# Aim:
Report how many lines hold the word "OutputStreamWriter"; answer with the number alone.
---- Information provided
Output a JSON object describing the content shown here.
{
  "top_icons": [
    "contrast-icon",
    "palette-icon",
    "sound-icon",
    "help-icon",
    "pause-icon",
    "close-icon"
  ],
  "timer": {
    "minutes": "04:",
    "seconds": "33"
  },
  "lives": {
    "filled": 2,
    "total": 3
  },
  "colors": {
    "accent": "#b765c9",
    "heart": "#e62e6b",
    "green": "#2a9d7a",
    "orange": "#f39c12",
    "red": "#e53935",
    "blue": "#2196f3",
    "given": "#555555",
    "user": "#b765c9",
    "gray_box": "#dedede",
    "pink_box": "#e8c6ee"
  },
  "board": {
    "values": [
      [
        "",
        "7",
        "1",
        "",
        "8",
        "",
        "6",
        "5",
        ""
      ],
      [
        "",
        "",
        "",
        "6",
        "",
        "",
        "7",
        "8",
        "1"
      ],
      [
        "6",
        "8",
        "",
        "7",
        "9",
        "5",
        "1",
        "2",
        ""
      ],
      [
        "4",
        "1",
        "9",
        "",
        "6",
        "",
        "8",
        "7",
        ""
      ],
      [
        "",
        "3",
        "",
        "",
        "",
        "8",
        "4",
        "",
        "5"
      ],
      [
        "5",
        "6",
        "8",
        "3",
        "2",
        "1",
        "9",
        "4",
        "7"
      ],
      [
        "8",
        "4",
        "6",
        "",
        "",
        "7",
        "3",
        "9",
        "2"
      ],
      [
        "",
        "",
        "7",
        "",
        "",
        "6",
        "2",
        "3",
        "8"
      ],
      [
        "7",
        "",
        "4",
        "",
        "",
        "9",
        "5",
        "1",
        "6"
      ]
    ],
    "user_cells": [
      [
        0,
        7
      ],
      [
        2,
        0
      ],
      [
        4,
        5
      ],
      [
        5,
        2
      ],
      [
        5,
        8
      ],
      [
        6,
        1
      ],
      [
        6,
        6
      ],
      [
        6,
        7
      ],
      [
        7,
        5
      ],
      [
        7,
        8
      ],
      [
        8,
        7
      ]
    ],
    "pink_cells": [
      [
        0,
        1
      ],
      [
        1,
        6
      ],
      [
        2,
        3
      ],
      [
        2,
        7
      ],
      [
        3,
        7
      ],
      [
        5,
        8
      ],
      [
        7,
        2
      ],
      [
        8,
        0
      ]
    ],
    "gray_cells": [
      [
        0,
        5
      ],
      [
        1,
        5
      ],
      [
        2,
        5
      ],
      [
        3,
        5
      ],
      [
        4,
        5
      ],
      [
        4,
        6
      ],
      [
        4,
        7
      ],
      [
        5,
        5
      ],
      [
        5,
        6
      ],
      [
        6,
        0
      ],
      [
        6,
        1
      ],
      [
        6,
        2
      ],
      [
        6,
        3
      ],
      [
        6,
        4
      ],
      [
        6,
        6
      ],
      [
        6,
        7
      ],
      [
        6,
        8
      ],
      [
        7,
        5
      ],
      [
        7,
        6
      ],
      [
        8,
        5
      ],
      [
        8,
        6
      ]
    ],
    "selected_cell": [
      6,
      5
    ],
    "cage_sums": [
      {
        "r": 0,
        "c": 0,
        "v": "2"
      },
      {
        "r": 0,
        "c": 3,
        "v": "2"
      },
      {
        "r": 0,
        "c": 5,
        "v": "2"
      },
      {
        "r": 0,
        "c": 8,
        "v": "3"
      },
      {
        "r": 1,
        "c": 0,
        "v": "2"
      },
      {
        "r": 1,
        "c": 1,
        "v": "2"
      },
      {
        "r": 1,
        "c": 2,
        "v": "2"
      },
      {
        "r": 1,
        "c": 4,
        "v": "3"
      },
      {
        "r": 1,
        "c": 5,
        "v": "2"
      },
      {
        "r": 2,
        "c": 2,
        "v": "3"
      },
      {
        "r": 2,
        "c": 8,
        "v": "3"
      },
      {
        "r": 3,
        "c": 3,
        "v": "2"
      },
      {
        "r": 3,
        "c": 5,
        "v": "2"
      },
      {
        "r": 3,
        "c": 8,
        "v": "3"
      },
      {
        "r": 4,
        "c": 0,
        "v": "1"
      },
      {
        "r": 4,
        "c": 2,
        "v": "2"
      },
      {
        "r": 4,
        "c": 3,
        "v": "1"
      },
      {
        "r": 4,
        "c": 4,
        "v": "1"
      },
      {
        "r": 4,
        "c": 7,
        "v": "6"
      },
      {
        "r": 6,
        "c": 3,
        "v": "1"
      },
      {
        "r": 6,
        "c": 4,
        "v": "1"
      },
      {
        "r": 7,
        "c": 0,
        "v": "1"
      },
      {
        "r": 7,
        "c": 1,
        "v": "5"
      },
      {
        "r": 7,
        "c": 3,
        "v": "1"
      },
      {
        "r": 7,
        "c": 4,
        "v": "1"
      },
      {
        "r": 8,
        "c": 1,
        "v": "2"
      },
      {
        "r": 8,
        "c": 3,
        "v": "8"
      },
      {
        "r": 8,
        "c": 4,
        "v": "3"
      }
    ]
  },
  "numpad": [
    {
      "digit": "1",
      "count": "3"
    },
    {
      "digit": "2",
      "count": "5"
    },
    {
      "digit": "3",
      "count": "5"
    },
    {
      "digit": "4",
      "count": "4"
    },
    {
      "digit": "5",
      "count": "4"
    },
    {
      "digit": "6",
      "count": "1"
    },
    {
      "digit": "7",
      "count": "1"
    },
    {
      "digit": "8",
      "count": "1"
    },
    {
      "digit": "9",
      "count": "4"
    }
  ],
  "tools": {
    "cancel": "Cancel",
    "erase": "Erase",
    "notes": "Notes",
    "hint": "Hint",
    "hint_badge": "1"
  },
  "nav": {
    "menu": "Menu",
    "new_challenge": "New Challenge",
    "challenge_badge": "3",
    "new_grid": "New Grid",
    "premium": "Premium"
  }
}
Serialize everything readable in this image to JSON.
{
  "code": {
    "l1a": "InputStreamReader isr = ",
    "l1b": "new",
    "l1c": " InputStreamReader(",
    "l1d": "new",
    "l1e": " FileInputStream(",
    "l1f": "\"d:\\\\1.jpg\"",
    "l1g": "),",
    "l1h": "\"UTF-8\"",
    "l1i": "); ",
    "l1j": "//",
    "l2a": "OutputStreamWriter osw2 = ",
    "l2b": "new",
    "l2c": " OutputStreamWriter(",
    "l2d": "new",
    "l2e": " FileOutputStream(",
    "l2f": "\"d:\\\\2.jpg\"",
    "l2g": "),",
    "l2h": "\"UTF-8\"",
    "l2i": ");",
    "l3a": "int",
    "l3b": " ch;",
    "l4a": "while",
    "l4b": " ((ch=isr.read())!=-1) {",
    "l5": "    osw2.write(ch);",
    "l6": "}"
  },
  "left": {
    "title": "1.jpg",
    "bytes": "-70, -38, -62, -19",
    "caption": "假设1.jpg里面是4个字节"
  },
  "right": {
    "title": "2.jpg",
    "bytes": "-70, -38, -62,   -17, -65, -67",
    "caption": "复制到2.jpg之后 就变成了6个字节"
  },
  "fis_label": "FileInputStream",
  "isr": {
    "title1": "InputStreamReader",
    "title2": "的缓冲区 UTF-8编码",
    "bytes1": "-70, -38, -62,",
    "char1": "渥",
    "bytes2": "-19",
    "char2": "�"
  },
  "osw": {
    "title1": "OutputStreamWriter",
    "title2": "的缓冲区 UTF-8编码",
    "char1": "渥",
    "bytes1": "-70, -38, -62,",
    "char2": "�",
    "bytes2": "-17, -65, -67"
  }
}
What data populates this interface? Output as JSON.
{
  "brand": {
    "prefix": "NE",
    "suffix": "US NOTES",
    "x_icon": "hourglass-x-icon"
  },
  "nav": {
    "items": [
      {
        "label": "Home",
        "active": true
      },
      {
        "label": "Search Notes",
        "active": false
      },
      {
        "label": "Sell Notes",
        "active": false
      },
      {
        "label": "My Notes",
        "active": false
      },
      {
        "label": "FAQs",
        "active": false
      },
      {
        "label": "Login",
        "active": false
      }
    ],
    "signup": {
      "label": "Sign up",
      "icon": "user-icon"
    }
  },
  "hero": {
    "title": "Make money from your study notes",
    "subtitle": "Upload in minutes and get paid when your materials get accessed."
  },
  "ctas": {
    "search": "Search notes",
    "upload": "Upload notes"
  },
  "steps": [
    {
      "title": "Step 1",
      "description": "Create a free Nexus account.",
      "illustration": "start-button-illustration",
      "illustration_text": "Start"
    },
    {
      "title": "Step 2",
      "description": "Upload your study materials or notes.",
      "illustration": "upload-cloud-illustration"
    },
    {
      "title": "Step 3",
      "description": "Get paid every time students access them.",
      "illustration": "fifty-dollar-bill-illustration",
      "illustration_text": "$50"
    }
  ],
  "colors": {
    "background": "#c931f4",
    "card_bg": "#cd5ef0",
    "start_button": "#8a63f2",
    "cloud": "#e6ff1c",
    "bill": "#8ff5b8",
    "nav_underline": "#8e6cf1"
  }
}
--------
# Reply:
3